Work to complete — The reply must return each line of the data exactly.

Data shown Block Start

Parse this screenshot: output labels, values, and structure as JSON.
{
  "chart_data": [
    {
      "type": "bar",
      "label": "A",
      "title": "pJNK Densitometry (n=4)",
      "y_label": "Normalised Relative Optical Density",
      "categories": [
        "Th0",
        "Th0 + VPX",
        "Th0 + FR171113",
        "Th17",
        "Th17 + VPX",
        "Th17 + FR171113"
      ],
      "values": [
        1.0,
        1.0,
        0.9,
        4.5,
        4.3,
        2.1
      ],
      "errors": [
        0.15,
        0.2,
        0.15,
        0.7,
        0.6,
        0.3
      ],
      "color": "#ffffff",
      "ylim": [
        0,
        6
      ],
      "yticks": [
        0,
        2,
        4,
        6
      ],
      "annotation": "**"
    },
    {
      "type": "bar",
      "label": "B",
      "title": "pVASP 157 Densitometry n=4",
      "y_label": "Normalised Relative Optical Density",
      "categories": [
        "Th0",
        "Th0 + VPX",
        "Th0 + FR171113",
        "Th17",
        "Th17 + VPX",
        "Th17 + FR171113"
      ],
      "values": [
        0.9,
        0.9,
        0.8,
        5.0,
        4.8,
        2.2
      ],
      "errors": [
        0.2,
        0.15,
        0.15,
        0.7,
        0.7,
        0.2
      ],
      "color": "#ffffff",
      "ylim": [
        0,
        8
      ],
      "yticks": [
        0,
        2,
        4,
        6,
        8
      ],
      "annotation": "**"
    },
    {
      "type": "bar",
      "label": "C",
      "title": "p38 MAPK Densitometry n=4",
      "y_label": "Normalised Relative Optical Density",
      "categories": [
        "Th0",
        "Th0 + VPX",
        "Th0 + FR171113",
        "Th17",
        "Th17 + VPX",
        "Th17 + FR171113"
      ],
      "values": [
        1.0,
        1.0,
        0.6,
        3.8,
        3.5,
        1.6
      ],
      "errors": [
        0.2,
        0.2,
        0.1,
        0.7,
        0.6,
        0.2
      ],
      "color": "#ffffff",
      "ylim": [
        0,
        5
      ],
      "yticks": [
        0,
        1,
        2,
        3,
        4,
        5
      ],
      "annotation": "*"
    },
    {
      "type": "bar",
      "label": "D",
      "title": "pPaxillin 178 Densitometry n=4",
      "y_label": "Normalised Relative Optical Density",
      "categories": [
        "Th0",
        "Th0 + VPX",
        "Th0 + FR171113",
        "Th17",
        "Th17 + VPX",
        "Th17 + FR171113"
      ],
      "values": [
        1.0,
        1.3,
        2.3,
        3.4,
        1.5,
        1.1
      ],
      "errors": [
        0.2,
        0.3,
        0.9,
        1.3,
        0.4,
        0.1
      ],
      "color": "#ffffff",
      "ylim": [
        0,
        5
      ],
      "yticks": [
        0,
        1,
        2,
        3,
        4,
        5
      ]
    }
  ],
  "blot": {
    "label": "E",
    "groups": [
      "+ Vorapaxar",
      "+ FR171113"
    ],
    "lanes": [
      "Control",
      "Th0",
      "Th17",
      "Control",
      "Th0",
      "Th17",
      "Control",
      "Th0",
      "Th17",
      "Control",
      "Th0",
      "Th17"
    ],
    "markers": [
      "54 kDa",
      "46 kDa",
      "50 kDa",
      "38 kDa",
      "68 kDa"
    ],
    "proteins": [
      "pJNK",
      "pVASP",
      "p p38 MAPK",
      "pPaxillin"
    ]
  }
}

Data shown Block End

Response to this exercise —
Parse this screenshot: output labels, values, and structure as JSON.
{
  "chart_data": [
    {
      "type": "bar",
      "label": "A",
      "title": "pJNK Densitometry (n=4)",
      "y_label": "Normalised Relative Optical Density",
      "categories": [
        "Th0",
        "Th0 + VPX",
        "Th0 + FR171113",
        "Th17",
        "Th17 + VPX",
        "Th17 + FR171113"
      ],
      "values": [
        1.0,
        1.0,
        0.9,
        4.5,
        4.3,
        2.1
      ],
      "errors": [
        0.15,
        0.2,
        0.15,
        0.7,
        0.6,
        0.3
      ],
      "color": "#ffffff",
      "ylim": [
        0,
        6
      ],
      "yticks": [
        0,
        2,
        4,
        6
      ],
      "annotation": "**"
    },
    {
      "type": "bar",
      "label": "B",
      "title": "pVASP 157 Densitometry n=4",
      "y_label": "Normalised Relative Optical Density",
      "categories": [
        "Th0",
        "Th0 + VPX",
        "Th0 + FR171113",
        "Th17",
        "Th17 + VPX",
        "Th17 + FR171113"
      ],
      "values": [
        0.9,
        0.9,
        0.8,
        5.0,
        4.8,
        2.2
      ],
      "errors": [
        0.2,
        0.15,
        0.15,
        0.7,
        0.7,
        0.2
      ],
      "color": "#ffffff",
      "ylim": [
        0,
        8
      ],
      "yticks": [
        0,
        2,
        4,
        6,
        8
      ],
      "annotation": "**"
    },
    {
      "type": "bar",
      "label": "C",
      "title": "p38 MAPK Densitometry n=4",
      "y_label": "Normalised Relative Optical Density",
      "categories": [
        "Th0",
        "Th0 + VPX",
        "Th0 + FR171113",
        "Th17",
        "Th17 + VPX",
        "Th17 + FR171113"
      ],
      "values": [
        1.0,
        1.0,
        0.6,
        3.8,
        3.5,
        1.6
      ],
      "errors": [
        0.2,
        0.2,
        0.1,
        0.7,
        0.6,
        0.2
      ],
      "color": "#ffffff",
      "ylim": [
        0,
        5
      ],
      "yticks": [
        0,
        1,
        2,
        3,
        4,
        5
      ],
      "annotation": "*"
    },
    {
      "type": "bar",
      "label": "D",
      "title": "pPaxillin 178 Densitometry n=4",
      "y_label": "Normalised Relative Optical Density",
      "categories": [
        "Th0",
        "Th0 + VPX",
        "Th0 + FR171113",
        "Th17",
        "Th17 + VPX",
        "Th17 + FR171113"
      ],
      "values": [
        1.0,
        1.3,
        2.3,
        3.4,
        1.5,
        1.1
      ],
      "errors": [
        0.2,
        0.3,
        0.9,
        1.3,
        0.4,
        0.1
      ],
      "color": "#ffffff",
      "ylim": [
        0,
        5
      ],
      "yticks": [
        0,
        1,
        2,
        3,
        4,
        5
      ]
    }
  ],
  "blot": {
    "label": "E",
    "groups": [
      "+ Vorapaxar",
      "+ FR171113"
    ],
    "lanes": [
      "Control",
      "Th0",
      "Th17",
      "Control",
      "Th0",
      "Th17",
      "Control",
      "Th0",
      "Th17",
      "Control",
      "Th0",
      "Th17"
    ],
    "markers": [
      "54 kDa",
      "46 kDa",
      "50 kDa",
      "38 kDa",
      "68 kDa"
    ],
    "proteins": [
      "pJNK",
      "pVASP",
      "p p38 MAPK",
      "pPaxillin"
    ]
  }
}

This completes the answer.